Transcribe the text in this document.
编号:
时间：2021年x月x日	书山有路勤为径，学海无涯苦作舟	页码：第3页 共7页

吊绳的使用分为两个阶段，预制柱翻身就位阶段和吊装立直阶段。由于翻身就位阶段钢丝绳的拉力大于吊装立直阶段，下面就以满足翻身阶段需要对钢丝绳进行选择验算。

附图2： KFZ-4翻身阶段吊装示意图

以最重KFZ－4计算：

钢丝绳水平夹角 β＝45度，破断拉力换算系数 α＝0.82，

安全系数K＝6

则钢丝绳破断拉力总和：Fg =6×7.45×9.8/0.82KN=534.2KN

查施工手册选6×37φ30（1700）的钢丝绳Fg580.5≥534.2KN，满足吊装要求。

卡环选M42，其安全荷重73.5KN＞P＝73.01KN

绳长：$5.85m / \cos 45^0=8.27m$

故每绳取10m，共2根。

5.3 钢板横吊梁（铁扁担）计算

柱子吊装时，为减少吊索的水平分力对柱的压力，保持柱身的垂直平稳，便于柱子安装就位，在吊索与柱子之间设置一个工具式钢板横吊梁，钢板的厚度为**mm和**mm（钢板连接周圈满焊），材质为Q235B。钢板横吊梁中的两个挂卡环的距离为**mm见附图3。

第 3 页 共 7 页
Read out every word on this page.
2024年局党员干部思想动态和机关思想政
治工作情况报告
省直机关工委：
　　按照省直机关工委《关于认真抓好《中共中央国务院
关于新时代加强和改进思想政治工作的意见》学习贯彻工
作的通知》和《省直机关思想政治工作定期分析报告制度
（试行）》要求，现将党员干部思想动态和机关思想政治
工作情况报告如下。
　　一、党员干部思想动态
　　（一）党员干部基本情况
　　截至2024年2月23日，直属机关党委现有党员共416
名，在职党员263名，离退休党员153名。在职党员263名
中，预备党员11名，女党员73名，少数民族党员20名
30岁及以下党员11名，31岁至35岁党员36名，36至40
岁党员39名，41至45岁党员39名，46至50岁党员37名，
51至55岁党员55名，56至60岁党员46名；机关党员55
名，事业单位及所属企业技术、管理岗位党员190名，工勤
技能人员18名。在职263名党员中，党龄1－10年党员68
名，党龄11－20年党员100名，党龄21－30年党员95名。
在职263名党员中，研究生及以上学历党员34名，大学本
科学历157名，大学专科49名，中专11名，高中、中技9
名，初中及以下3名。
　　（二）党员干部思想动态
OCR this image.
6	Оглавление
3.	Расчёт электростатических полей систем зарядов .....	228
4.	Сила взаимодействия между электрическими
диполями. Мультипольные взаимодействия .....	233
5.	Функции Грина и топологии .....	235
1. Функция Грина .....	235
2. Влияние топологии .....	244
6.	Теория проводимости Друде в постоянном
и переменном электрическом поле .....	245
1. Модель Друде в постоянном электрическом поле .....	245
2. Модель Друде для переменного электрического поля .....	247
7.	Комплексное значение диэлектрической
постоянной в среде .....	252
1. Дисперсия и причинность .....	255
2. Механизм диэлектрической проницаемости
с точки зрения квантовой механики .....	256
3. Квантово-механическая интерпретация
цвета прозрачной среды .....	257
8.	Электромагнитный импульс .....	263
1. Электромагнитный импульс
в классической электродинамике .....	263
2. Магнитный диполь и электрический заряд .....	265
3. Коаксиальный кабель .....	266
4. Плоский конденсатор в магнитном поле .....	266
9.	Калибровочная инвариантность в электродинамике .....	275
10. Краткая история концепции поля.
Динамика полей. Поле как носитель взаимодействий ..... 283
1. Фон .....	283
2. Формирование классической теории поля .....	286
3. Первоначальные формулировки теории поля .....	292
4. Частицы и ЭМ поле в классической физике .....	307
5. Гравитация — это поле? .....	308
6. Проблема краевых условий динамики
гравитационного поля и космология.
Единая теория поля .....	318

┄┄┄┄┄┄┄┄┄┄

Short problem: All lines from the line containing "OCR this image." through the end of the listing above are to be duplicated exactly; include both ends and nothing further.

Task output:
OCR this image.
6	Оглавление
3.	Расчёт электростатических полей систем зарядов .....	228
4.	Сила взаимодействия между электрическими
диполями. Мультипольные взаимодействия .....	233
5.	Функции Грина и топологии .....	235
1. Функция Грина .....	235
2. Влияние топологии .....	244
6.	Теория проводимости Друде в постоянном
и переменном электрическом поле .....	245
1. Модель Друде в постоянном электрическом поле .....	245
2. Модель Друде для переменного электрического поля .....	247
7.	Комплексное значение диэлектрической
постоянной в среде .....	252
1. Дисперсия и причинность .....	255
2. Механизм диэлектрической проницаемости
с точки зрения квантовой механики .....	256
3. Квантово-механическая интерпретация
цвета прозрачной среды .....	257
8.	Электромагнитный импульс .....	263
1. Электромагнитный импульс
в классической электродинамике .....	263
2. Магнитный диполь и электрический заряд .....	265
3. Коаксиальный кабель .....	266
4. Плоский конденсатор в магнитном поле .....	266
9.	Калибровочная инвариантность в электродинамике .....	275
10. Краткая история концепции поля.
Динамика полей. Поле как носитель взаимодействий ..... 283
1. Фон .....	283
2. Формирование классической теории поля .....	286
3. Первоначальные формулировки теории поля .....	292
4. Частицы и ЭМ поле в классической физике .....	307
5. Гравитация — это поле? .....	308
6. Проблема краевых условий динамики
гравитационного поля и космология.
Единая теория поля .....	318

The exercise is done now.